Reproduce the full listing that appears beneath this instruction exactly.

(A run of records)

________________________

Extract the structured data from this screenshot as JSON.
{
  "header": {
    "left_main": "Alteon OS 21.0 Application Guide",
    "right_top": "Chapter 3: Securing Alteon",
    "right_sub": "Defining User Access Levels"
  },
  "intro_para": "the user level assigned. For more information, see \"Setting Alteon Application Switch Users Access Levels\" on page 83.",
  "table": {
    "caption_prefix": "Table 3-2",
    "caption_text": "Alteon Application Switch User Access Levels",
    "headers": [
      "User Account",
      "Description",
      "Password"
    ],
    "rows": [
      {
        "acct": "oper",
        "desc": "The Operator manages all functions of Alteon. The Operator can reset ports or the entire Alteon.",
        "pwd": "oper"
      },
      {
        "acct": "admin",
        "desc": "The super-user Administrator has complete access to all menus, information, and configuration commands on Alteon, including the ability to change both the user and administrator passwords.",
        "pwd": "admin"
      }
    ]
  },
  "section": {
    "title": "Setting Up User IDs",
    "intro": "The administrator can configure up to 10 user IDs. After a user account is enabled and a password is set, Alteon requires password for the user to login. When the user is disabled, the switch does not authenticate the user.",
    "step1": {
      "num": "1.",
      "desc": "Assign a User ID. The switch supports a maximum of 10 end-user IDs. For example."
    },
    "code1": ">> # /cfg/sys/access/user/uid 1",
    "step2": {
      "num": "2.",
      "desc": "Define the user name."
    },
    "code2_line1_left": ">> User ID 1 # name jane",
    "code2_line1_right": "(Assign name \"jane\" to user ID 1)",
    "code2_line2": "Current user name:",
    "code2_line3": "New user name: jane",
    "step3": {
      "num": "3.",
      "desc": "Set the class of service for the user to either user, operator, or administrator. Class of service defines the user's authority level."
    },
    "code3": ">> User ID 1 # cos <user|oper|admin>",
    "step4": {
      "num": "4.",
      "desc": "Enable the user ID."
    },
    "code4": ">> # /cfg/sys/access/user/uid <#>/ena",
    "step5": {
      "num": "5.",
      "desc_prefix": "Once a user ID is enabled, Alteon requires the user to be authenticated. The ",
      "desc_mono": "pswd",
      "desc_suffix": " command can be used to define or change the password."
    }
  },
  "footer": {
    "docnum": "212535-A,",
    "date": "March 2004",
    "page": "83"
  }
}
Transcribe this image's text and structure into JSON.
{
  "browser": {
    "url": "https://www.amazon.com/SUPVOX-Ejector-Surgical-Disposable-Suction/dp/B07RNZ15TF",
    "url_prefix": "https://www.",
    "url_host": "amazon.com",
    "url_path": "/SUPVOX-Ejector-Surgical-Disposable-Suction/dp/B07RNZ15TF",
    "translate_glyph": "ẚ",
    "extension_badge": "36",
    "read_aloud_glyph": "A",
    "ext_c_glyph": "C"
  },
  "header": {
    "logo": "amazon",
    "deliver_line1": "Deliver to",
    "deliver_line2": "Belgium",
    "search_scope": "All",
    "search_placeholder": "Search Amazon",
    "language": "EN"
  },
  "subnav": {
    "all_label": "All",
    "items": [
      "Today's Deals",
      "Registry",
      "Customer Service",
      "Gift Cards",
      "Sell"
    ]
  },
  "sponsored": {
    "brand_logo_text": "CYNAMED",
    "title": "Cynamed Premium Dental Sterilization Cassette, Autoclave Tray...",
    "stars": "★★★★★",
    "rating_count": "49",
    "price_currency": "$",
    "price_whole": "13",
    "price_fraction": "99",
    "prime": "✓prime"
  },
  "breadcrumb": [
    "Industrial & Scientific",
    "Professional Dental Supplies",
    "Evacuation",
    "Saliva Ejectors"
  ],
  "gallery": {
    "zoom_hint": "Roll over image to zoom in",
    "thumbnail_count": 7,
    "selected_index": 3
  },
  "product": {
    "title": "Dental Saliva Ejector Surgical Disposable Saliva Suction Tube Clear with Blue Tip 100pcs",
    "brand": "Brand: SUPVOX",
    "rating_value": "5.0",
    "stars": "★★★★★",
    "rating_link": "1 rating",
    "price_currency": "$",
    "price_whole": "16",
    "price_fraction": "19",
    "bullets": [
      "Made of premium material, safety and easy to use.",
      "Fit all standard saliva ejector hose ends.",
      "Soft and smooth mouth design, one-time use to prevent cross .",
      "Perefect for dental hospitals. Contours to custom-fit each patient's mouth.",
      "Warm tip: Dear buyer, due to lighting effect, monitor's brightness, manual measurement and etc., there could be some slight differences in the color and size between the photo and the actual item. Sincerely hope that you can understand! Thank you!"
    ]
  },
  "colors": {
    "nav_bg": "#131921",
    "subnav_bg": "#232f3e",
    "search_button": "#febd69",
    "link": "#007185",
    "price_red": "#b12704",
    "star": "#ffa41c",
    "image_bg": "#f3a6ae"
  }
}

________________________

**Finished task:**
Extract the structured data from this screenshot as JSON.
{
  "header": {
    "left_main": "Alteon OS 21.0 Application Guide",
    "right_top": "Chapter 3: Securing Alteon",
    "right_sub": "Defining User Access Levels"
  },
  "intro_para": "the user level assigned. For more information, see \"Setting Alteon Application Switch Users Access Levels\" on page 83.",
  "table": {
    "caption_prefix": "Table 3-2",
    "caption_text": "Alteon Application Switch User Access Levels",
    "headers": [
      "User Account",
      "Description",
      "Password"
    ],
    "rows": [
      {
        "acct": "oper",
        "desc": "The Operator manages all functions of Alteon. The Operator can reset ports or the entire Alteon.",
        "pwd": "oper"
      },
      {
        "acct": "admin",
        "desc": "The super-user Administrator has complete access to all menus, information, and configuration commands on Alteon, including the ability to change both the user and administrator passwords.",
        "pwd": "admin"
      }
    ]
  },
  "section": {
    "title": "Setting Up User IDs",
    "intro": "The administrator can configure up to 10 user IDs. After a user account is enabled and a password is set, Alteon requires password for the user to login. When the user is disabled, the switch does not authenticate the user.",
    "step1": {
      "num": "1.",
      "desc": "Assign a User ID. The switch supports a maximum of 10 end-user IDs. For example."
    },
    "code1": ">> # /cfg/sys/access/user/uid 1",
    "step2": {
      "num": "2.",
      "desc": "Define the user name."
    },
    "code2_line1_left": ">> User ID 1 # name jane",
    "code2_line1_right": "(Assign name \"jane\" to user ID 1)",
    "code2_line2": "Current user name:",
    "code2_line3": "New user name: jane",
    "step3": {
      "num": "3.",
      "desc": "Set the class of service for the user to either user, operator, or administrator. Class of service defines the user's authority level."
    },
    "code3": ">> User ID 1 # cos <user|oper|admin>",
    "step4": {
      "num": "4.",
      "desc": "Enable the user ID."
    },
    "code4": ">> # /cfg/sys/access/user/uid <#>/ena",
    "step5": {
      "num": "5.",
      "desc_prefix": "Once a user ID is enabled, Alteon requires the user to be authenticated. The ",
      "desc_mono": "pswd",
      "desc_suffix": " command can be used to define or change the password."
    }
  },
  "footer": {
    "docnum": "212535-A,",
    "date": "March 2004",
    "page": "83"
  }
}
Transcribe this image's text and structure into JSON.
{
  "browser": {
    "url": "https://www.amazon.com/SUPVOX-Ejector-Surgical-Disposable-Suction/dp/B07RNZ15TF",
    "url_prefix": "https://www.",
    "url_host": "amazon.com",
    "url_path": "/SUPVOX-Ejector-Surgical-Disposable-Suction/dp/B07RNZ15TF",
    "translate_glyph": "ẚ",
    "extension_badge": "36",
    "read_aloud_glyph": "A",
    "ext_c_glyph": "C"
  },
  "header": {
    "logo": "amazon",
    "deliver_line1": "Deliver to",
    "deliver_line2": "Belgium",
    "search_scope": "All",
    "search_placeholder": "Search Amazon",
    "language": "EN"
  },
  "subnav": {
    "all_label": "All",
    "items": [
      "Today's Deals",
      "Registry",
      "Customer Service",
      "Gift Cards",
      "Sell"
    ]
  },
  "sponsored": {
    "brand_logo_text": "CYNAMED",
    "title": "Cynamed Premium Dental Sterilization Cassette, Autoclave Tray...",
    "stars": "★★★★★",
    "rating_count": "49",
    "price_currency": "$",
    "price_whole": "13",
    "price_fraction": "99",
    "prime": "✓prime"
  },
  "breadcrumb": [
    "Industrial & Scientific",
    "Professional Dental Supplies",
    "Evacuation",
    "Saliva Ejectors"
  ],
  "gallery": {
    "zoom_hint": "Roll over image to zoom in",
    "thumbnail_count": 7,
    "selected_index": 3
  },
  "product": {
    "title": "Dental Saliva Ejector Surgical Disposable Saliva Suction Tube Clear with Blue Tip 100pcs",
    "brand": "Brand: SUPVOX",
    "rating_value": "5.0",
    "stars": "★★★★★",
    "rating_link": "1 rating",
    "price_currency": "$",
    "price_whole": "16",
    "price_fraction": "19",
    "bullets": [
      "Made of premium material, safety and easy to use.",
      "Fit all standard saliva ejector hose ends.",
      "Soft and smooth mouth design, one-time use to prevent cross .",
      "Perefect for dental hospitals. Contours to custom-fit each patient's mouth.",
      "Warm tip: Dear buyer, due to lighting effect, monitor's brightness, manual measurement and etc., there could be some slight differences in the color and size between the photo and the actual item. Sincerely hope that you can understand! Thank you!"
    ]
  },
  "colors": {
    "nav_bg": "#131921",
    "subnav_bg": "#232f3e",
    "search_button": "#febd69",
    "link": "#007185",
    "price_red": "#b12704",
    "star": "#ffa41c",
    "image_bg": "#f3a6ae"
  }
}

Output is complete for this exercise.